Start of Provided entries
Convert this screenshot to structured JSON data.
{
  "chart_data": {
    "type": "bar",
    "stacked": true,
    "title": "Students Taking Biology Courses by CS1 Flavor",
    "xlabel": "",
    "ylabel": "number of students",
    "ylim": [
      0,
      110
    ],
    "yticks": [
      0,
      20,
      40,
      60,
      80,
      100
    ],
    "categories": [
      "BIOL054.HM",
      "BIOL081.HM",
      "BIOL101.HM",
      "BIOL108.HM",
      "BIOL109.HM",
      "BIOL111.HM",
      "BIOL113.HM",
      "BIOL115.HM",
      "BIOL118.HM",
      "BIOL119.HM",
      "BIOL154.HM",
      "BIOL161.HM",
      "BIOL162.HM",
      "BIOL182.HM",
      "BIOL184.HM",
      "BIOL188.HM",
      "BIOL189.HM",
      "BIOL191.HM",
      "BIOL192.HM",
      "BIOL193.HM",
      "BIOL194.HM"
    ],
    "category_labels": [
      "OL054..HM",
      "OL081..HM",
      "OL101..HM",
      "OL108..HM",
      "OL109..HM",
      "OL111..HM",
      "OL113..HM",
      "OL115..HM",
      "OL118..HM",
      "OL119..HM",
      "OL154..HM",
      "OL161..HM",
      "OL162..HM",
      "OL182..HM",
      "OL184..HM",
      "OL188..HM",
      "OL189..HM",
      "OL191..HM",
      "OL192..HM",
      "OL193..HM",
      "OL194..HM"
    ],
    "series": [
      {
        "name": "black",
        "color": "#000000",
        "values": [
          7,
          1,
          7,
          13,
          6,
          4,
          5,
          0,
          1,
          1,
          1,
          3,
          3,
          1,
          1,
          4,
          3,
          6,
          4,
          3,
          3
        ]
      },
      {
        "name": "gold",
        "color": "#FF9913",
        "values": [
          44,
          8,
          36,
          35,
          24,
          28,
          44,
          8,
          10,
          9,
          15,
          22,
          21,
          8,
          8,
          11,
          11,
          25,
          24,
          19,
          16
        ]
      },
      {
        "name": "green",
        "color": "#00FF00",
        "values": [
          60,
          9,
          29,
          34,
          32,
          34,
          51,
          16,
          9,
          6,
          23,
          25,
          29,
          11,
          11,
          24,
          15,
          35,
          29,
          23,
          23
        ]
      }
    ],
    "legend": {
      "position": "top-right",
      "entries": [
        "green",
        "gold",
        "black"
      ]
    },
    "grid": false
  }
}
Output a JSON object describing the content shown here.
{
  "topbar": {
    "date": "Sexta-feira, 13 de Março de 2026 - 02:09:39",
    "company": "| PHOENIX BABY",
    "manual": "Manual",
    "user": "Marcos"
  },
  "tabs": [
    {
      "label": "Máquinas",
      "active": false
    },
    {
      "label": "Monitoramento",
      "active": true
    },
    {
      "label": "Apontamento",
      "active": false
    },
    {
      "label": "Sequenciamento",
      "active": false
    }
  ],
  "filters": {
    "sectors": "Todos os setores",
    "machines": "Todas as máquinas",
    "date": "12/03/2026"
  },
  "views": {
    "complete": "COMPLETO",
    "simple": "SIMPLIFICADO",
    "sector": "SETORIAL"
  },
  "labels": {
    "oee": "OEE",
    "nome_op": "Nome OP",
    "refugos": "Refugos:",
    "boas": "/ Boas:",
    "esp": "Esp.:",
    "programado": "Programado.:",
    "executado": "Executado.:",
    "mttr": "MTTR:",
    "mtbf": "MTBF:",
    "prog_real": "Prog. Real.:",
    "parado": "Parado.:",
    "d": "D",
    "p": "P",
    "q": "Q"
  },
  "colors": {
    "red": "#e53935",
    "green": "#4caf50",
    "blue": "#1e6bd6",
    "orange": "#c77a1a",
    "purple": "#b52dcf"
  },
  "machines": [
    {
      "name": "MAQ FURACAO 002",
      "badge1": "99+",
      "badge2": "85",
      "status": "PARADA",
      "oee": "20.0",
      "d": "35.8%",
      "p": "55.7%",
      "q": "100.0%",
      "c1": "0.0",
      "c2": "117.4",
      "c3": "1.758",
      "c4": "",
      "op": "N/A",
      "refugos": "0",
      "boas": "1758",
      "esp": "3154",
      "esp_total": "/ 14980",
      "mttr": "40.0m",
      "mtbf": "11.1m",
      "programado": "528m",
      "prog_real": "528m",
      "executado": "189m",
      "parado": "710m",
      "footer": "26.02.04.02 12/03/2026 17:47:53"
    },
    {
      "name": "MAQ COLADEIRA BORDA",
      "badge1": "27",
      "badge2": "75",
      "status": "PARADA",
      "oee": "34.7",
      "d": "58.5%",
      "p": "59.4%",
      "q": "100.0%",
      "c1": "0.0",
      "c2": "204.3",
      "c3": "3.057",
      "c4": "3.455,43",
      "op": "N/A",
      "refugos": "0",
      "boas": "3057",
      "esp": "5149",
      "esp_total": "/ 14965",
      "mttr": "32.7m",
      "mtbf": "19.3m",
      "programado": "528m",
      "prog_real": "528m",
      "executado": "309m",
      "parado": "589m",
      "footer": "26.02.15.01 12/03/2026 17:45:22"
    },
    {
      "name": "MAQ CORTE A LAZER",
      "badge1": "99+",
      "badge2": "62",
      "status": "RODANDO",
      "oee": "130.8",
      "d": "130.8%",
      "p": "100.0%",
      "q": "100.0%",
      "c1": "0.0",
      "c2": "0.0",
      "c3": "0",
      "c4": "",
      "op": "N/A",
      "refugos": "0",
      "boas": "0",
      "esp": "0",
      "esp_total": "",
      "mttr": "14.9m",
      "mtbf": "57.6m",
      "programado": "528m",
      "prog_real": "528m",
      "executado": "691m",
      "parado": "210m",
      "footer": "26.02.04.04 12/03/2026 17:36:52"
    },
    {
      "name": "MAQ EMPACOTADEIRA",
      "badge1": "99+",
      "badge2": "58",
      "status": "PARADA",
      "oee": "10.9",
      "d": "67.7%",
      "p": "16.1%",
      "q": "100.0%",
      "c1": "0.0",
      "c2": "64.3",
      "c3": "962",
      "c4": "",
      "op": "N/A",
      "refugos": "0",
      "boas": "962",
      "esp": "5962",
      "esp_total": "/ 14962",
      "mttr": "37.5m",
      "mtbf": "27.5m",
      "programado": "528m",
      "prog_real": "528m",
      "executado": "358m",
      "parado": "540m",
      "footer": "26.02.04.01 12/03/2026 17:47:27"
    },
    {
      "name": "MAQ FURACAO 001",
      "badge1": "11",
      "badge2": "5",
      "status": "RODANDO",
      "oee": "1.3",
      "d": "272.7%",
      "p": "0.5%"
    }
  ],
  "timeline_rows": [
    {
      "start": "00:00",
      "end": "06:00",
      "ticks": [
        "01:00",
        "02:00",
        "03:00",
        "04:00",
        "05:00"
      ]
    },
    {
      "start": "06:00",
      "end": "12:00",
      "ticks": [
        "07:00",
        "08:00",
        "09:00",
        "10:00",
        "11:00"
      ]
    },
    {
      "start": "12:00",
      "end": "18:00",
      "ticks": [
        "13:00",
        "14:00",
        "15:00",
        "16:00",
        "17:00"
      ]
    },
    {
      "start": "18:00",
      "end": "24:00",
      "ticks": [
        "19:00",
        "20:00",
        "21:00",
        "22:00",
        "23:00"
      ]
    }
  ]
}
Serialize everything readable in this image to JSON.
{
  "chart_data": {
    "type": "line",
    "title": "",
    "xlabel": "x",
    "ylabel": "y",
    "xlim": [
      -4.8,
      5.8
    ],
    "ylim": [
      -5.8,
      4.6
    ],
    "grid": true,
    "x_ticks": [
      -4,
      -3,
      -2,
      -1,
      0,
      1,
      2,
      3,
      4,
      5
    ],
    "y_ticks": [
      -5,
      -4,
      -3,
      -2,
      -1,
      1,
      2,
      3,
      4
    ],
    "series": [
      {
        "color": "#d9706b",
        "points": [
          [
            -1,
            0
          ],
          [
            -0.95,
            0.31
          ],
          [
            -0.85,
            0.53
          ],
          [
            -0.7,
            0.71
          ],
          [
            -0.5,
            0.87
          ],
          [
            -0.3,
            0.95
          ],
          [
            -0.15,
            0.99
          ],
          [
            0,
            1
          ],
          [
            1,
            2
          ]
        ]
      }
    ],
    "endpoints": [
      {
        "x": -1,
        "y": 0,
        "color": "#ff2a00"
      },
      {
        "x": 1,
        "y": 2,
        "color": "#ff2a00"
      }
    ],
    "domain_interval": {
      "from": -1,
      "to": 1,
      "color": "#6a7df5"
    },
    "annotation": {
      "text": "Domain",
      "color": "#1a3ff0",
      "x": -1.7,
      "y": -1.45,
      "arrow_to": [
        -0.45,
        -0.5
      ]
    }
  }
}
End of Provided entries
What is the number of lines holding the word "boas"? State it alone.

5